[Entries of transcribed document text]

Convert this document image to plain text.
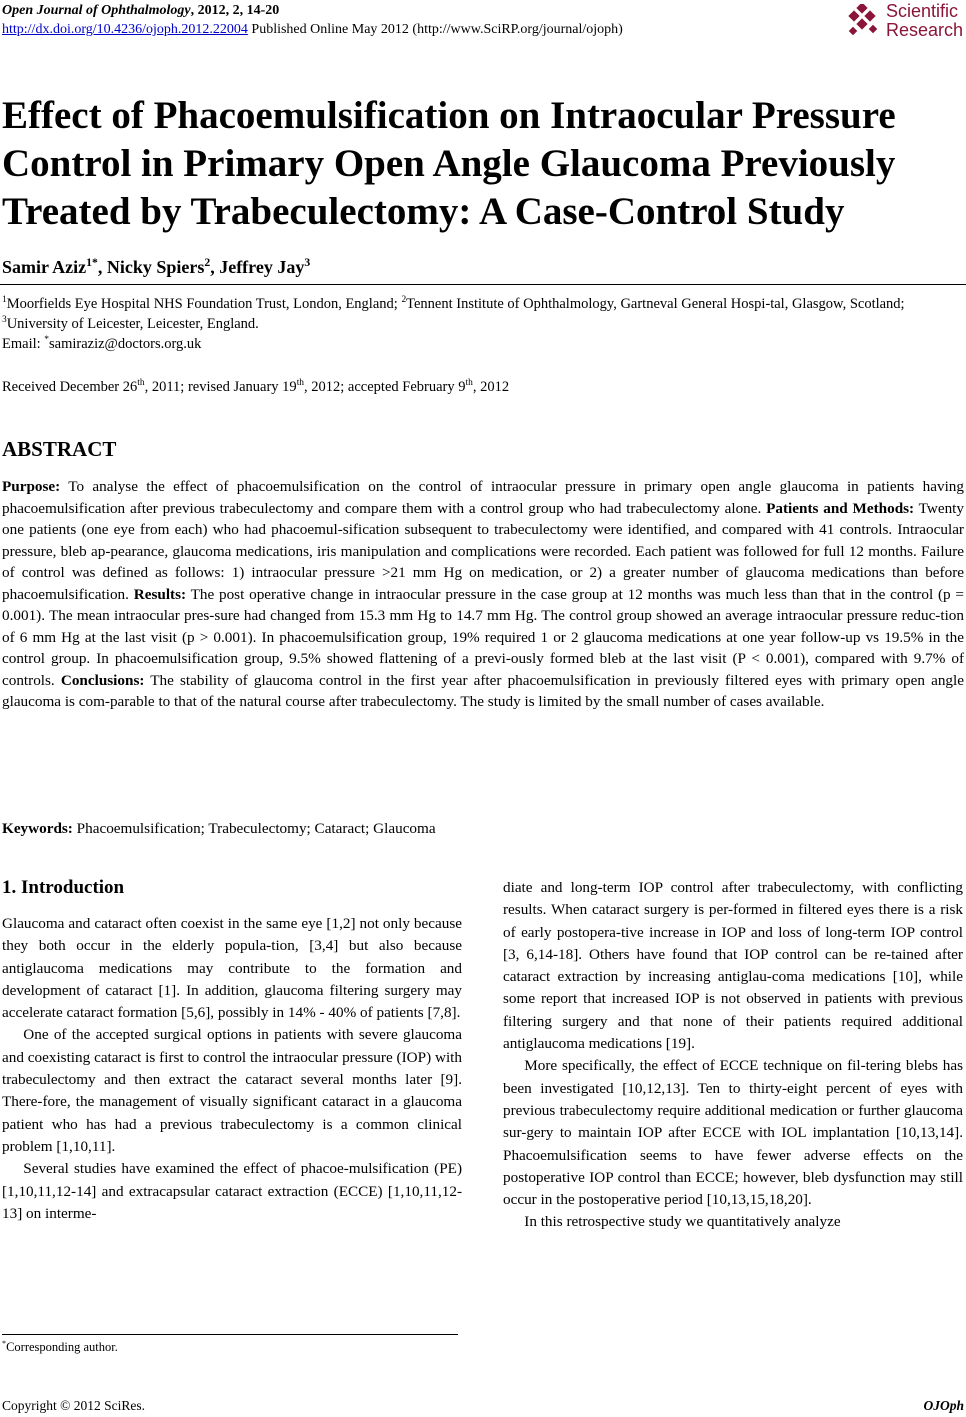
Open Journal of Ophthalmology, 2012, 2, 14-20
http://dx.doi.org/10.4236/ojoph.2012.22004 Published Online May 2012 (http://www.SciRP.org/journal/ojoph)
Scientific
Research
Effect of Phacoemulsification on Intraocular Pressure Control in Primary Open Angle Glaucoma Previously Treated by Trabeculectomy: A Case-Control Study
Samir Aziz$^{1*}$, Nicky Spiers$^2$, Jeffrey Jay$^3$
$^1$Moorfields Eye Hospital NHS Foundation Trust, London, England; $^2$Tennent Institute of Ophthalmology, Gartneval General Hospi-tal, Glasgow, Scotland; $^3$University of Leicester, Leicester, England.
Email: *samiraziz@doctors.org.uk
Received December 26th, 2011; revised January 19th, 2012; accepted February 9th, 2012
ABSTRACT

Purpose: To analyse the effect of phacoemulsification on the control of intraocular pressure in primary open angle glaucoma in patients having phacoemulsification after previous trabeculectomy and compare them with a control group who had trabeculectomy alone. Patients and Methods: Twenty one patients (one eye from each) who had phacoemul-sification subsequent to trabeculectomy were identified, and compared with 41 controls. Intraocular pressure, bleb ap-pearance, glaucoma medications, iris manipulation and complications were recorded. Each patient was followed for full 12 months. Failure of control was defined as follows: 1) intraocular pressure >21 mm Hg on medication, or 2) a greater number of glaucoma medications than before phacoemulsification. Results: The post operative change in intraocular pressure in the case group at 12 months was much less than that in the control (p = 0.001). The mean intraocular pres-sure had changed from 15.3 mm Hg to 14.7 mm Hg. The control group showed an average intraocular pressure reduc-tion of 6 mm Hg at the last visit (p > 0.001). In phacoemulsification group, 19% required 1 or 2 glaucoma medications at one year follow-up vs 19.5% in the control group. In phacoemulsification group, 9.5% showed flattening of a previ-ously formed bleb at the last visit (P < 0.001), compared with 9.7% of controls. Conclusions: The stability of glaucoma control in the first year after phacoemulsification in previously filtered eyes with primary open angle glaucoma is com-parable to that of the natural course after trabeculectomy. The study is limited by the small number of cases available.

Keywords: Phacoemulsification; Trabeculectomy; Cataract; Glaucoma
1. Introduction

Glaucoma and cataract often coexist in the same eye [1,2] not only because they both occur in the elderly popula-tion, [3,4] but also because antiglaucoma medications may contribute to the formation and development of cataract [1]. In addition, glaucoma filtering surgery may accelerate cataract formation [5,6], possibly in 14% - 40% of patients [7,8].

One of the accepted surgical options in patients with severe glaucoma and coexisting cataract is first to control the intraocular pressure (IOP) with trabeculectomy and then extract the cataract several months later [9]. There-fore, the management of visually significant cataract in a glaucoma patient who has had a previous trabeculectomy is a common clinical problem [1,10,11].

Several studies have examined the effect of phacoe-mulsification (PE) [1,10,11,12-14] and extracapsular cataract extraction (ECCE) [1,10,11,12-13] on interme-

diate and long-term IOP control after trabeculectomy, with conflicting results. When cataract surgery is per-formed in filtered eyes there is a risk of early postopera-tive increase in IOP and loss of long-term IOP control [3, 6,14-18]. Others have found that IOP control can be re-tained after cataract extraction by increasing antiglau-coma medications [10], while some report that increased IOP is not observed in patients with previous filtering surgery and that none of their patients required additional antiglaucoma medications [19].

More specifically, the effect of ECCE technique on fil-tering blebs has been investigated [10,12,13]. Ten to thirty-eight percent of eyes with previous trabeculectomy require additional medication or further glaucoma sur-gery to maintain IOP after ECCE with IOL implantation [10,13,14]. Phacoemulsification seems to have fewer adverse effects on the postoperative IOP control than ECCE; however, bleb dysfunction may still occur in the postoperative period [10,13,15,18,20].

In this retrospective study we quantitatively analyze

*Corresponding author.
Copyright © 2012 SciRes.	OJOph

## PROBLEM STATEMENT
In the entries above, which lines hold the word "Ophthalmology"? Copy them out.

## ANSWER TO THE PROBLEM
Open Journal of Ophthalmology, 2012, 2, 14-20
$^1$Moorfields Eye Hospital NHS Foundation Trust, London, England; $^2$Tennent Institute of Ophthalmology, Gartneval General Hospi-tal, Glasgow, Scotland; $^3$University of Leicester, Leicester, England.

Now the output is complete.